### Given exercise
Filter this material down to the lines that hold "icon", copying each one.

### Items
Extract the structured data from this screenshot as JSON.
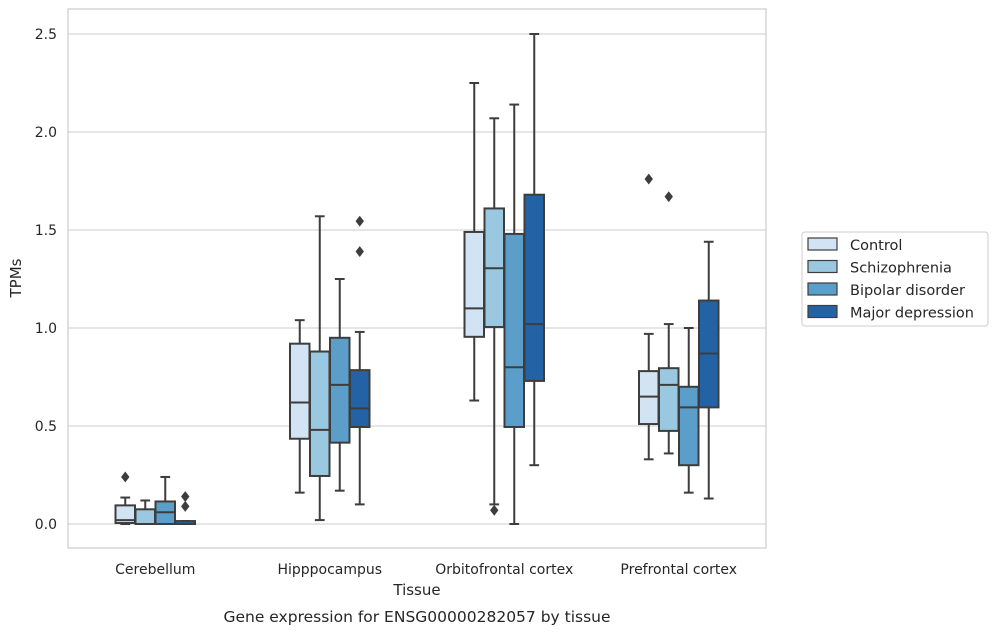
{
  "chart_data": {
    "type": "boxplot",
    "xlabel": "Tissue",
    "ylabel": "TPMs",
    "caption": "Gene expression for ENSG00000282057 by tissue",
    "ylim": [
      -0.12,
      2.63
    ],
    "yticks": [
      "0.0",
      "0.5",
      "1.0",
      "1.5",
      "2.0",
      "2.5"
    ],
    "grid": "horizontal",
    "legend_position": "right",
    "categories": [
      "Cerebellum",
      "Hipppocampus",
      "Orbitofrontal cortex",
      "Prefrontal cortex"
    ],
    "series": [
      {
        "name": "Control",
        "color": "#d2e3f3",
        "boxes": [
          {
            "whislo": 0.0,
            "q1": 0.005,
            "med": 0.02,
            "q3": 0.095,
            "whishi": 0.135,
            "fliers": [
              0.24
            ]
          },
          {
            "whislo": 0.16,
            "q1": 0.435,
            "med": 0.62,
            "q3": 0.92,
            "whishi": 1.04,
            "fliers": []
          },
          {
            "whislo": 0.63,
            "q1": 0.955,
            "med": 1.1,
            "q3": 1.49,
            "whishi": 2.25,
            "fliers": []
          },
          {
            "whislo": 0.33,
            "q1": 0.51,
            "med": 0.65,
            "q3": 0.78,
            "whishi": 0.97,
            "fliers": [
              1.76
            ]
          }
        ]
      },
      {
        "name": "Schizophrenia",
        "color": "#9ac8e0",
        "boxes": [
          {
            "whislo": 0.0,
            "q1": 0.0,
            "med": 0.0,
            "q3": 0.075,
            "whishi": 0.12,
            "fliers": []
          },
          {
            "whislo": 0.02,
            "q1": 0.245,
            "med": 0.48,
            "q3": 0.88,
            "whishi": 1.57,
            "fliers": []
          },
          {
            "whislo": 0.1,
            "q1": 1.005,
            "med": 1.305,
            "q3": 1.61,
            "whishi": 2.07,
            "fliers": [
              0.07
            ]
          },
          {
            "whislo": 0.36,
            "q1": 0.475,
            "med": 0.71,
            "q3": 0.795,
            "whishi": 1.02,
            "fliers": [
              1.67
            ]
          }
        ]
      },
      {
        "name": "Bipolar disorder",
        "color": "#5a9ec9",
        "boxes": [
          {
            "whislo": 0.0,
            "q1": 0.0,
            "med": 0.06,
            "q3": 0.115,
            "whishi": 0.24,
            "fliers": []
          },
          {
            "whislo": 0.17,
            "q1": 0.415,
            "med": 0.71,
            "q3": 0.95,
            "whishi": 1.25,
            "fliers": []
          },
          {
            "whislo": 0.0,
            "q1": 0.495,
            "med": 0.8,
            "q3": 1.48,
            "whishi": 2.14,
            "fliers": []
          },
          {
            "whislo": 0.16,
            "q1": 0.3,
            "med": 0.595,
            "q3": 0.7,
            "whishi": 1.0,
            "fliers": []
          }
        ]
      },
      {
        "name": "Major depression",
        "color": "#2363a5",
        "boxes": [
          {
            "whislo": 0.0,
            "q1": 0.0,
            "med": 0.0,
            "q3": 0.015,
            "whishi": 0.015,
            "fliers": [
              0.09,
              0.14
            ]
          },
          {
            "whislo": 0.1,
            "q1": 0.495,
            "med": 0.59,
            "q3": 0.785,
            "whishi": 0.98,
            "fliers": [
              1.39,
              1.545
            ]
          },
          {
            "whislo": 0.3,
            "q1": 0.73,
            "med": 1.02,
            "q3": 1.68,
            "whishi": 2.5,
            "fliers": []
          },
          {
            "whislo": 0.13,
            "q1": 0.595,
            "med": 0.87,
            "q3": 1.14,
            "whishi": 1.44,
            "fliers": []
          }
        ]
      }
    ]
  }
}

* * *

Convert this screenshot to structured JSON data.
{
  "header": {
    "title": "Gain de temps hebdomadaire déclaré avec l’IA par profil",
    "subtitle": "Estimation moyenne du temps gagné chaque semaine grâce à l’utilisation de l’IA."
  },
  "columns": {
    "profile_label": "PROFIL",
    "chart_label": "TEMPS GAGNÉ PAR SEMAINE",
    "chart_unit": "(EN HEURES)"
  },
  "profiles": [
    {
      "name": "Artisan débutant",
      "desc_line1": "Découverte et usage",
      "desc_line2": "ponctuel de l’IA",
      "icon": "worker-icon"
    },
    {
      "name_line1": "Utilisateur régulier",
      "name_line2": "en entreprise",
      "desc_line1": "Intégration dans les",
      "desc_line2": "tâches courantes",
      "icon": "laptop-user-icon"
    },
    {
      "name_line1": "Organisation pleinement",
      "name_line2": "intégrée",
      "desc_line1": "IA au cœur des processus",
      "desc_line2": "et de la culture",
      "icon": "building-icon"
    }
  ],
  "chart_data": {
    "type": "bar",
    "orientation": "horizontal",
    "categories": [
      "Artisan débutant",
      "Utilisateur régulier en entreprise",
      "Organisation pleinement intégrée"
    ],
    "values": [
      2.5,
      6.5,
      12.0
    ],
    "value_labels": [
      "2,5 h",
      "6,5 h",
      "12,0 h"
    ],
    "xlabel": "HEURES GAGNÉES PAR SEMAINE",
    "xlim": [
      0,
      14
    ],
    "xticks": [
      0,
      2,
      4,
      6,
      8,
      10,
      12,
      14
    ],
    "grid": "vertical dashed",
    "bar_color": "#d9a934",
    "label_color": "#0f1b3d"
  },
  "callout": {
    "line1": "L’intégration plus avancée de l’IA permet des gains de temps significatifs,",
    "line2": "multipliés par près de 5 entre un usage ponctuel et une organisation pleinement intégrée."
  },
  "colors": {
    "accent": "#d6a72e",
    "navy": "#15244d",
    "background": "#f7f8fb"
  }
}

...

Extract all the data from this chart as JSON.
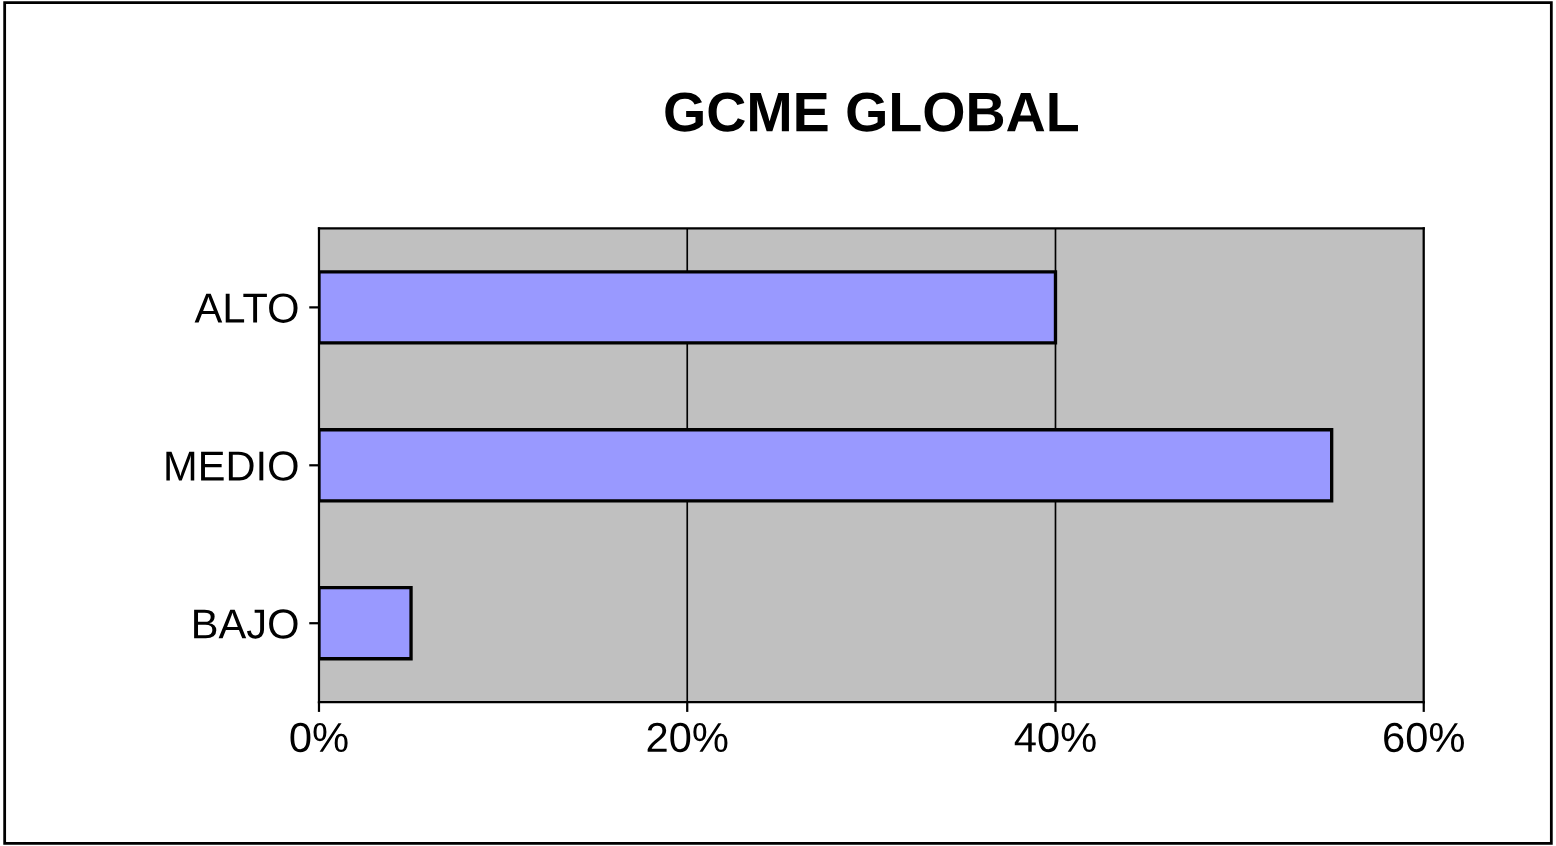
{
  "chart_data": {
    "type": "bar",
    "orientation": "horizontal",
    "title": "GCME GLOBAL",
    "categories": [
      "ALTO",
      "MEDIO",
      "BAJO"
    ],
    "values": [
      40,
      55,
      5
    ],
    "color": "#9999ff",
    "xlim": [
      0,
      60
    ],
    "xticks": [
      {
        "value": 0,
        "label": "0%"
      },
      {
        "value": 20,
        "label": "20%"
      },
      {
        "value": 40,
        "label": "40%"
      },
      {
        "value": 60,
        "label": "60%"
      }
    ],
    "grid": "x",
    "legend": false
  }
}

### Problem solution
      "icon": "worker-icon"
      "icon": "laptop-user-icon"
      "icon": "building-icon"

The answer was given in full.